**Material for this exercise**

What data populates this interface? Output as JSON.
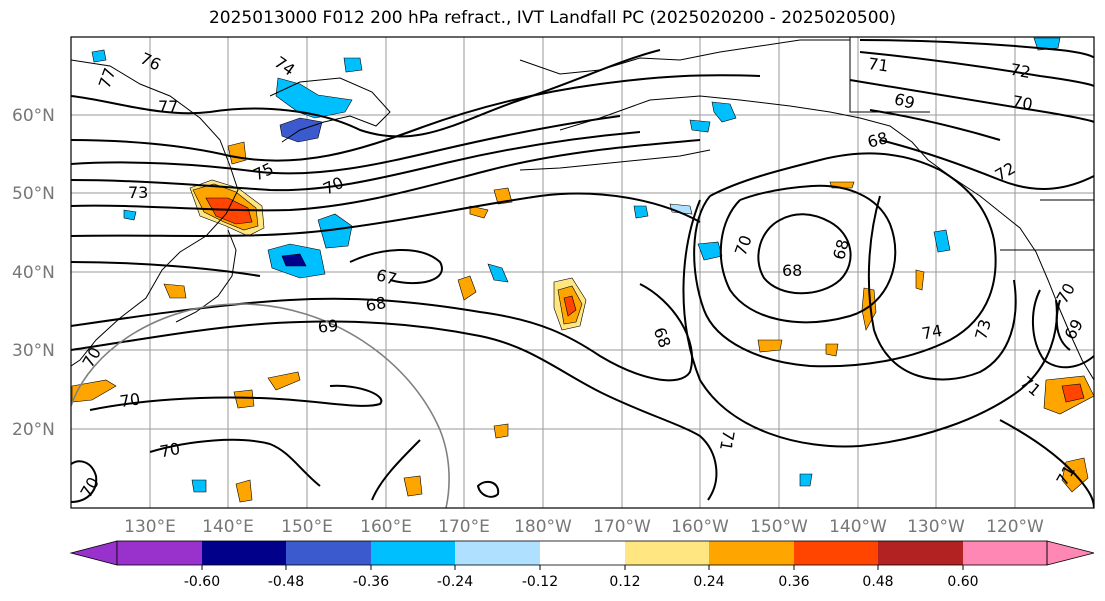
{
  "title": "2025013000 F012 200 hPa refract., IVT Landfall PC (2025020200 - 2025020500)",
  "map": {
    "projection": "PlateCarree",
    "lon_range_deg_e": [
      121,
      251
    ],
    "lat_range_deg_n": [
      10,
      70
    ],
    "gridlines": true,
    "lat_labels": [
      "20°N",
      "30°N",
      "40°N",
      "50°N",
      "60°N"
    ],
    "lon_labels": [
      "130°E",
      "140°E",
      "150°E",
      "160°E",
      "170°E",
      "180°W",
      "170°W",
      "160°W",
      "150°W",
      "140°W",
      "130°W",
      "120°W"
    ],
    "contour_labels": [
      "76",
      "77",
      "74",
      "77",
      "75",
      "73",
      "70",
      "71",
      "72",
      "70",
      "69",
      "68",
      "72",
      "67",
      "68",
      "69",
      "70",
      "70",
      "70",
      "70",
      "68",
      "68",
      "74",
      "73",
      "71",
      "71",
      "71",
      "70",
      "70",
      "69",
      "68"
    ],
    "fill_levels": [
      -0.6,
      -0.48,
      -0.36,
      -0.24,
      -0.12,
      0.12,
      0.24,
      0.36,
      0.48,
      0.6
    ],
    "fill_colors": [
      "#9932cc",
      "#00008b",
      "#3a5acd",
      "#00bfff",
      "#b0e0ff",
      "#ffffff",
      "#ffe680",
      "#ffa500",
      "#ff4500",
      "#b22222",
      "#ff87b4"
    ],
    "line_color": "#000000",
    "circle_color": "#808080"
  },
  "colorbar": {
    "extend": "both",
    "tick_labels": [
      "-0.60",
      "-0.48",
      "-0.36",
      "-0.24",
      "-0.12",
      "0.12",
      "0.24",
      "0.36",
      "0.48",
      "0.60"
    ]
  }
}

**Short task**
Set down all the data again exactly as above, pictures excluded.

**Solution for this task**
What data populates this interface? Output as JSON.
{
  "title": "2025013000 F012 200 hPa refract., IVT Landfall PC (2025020200 - 2025020500)",
  "map": {
    "projection": "PlateCarree",
    "lon_range_deg_e": [
      121,
      251
    ],
    "lat_range_deg_n": [
      10,
      70
    ],
    "gridlines": true,
    "lat_labels": [
      "20°N",
      "30°N",
      "40°N",
      "50°N",
      "60°N"
    ],
    "lon_labels": [
      "130°E",
      "140°E",
      "150°E",
      "160°E",
      "170°E",
      "180°W",
      "170°W",
      "160°W",
      "150°W",
      "140°W",
      "130°W",
      "120°W"
    ],
    "contour_labels": [
      "76",
      "77",
      "74",
      "77",
      "75",
      "73",
      "70",
      "71",
      "72",
      "70",
      "69",
      "68",
      "72",
      "67",
      "68",
      "69",
      "70",
      "70",
      "70",
      "70",
      "68",
      "68",
      "74",
      "73",
      "71",
      "71",
      "71",
      "70",
      "70",
      "69",
      "68"
    ],
    "fill_levels": [
      -0.6,
      -0.48,
      -0.36,
      -0.24,
      -0.12,
      0.12,
      0.24,
      0.36,
      0.48,
      0.6
    ],
    "fill_colors": [
      "#9932cc",
      "#00008b",
      "#3a5acd",
      "#00bfff",
      "#b0e0ff",
      "#ffffff",
      "#ffe680",
      "#ffa500",
      "#ff4500",
      "#b22222",
      "#ff87b4"
    ],
    "line_color": "#000000",
    "circle_color": "#808080"
  },
  "colorbar": {
    "extend": "both",
    "tick_labels": [
      "-0.60",
      "-0.48",
      "-0.36",
      "-0.24",
      "-0.12",
      "0.12",
      "0.24",
      "0.36",
      "0.48",
      "0.60"
    ]
  }
}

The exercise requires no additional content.